→ DATA ROWS:
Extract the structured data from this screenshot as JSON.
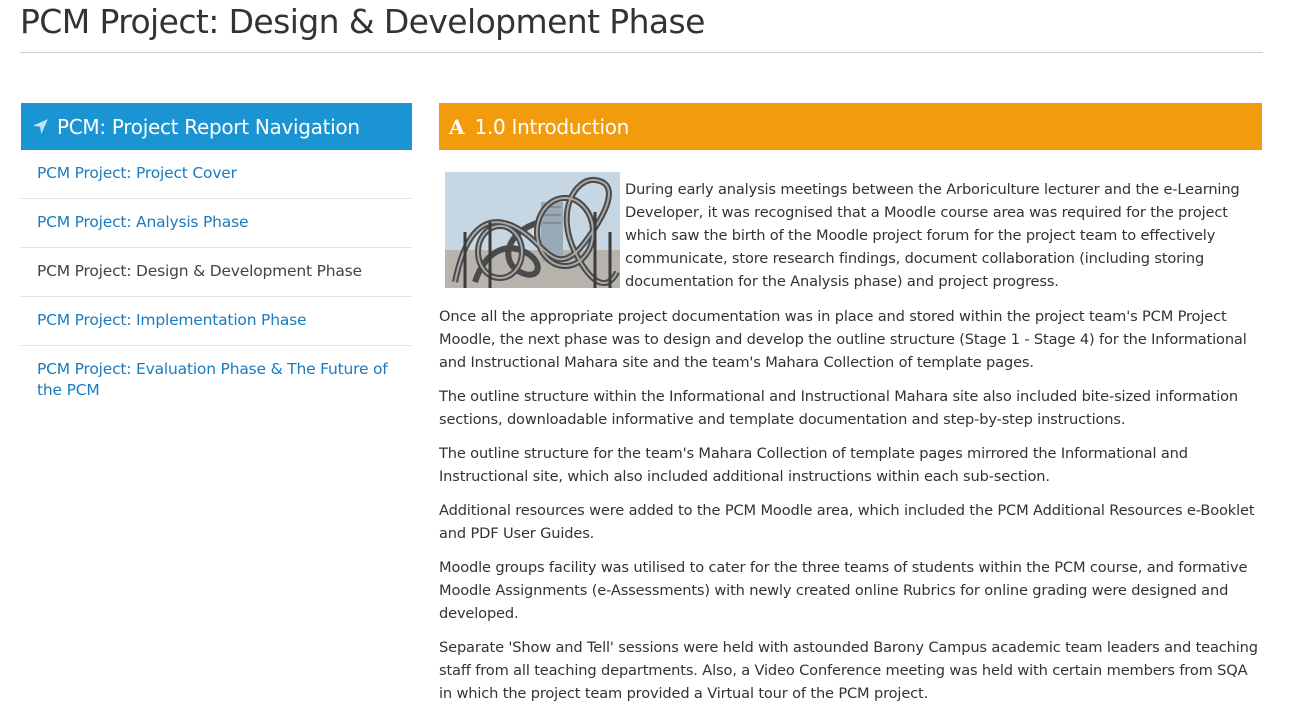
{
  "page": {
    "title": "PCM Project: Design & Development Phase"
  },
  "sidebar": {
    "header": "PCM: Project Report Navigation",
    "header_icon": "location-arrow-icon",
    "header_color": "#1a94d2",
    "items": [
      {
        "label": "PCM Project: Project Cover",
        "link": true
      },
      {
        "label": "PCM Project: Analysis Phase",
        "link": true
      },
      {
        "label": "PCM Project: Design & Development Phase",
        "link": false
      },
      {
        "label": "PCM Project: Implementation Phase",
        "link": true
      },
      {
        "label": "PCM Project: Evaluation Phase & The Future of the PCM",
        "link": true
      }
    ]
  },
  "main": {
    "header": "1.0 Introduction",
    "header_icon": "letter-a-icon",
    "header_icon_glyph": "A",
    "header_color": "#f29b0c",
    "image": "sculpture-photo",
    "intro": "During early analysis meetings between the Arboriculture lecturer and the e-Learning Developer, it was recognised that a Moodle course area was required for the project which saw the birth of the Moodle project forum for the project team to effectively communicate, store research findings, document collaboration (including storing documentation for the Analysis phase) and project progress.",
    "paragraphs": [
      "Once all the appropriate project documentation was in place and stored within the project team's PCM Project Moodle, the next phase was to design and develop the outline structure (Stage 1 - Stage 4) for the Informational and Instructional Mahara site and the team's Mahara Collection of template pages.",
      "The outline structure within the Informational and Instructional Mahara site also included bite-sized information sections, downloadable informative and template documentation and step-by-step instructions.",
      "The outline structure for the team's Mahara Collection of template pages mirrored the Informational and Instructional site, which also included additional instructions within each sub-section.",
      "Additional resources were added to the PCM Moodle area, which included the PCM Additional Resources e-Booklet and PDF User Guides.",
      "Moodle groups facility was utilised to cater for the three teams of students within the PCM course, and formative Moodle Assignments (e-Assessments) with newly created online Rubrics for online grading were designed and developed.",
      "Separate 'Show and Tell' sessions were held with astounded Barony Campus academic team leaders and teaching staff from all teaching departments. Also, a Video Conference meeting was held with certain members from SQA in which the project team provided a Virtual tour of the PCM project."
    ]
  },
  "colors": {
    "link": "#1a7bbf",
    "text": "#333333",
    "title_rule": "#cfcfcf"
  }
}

--

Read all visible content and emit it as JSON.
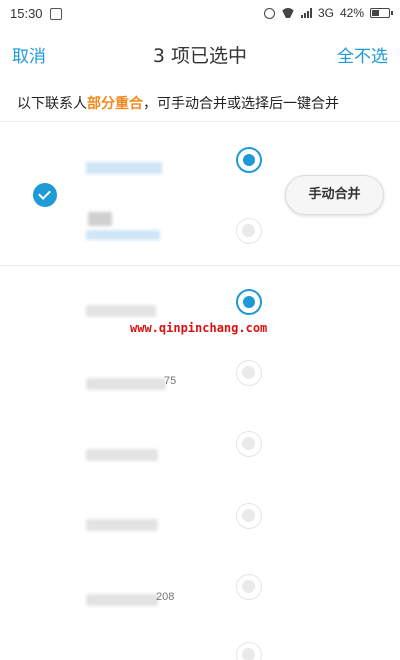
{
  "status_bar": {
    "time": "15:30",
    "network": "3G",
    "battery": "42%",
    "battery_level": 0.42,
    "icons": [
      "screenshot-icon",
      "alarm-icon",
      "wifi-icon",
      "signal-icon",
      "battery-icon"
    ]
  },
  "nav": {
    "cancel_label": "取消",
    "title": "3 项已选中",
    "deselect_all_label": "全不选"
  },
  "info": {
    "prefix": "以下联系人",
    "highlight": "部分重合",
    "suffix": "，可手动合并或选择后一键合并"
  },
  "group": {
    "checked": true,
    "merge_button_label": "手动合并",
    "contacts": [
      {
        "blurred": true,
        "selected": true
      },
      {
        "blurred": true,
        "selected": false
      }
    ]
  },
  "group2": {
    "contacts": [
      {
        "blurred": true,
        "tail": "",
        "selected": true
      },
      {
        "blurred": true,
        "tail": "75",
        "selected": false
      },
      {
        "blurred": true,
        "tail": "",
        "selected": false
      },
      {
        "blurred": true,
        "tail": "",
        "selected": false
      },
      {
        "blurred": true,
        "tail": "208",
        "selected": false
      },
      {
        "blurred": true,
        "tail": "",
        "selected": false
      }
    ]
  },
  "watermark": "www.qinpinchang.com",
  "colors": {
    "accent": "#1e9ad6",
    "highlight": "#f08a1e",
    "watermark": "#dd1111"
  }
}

→ YOUR TASK:
Identify which lines contain the word "included" and copy each one.

→ FINISHED ANSWER:
      "The outline structure within the Informational and Instructional Mahara site also included bite-sized information sections, downloadable informative and template documentation and step-by-step instructions.",
      "The outline structure for the team's Mahara Collection of template pages mirrored the Informational and Instructional site, which also included additional instructions within each sub-section.",
      "Additional resources were added to the PCM Moodle area, which included the PCM Additional Resources e-Booklet and PDF User Guides.",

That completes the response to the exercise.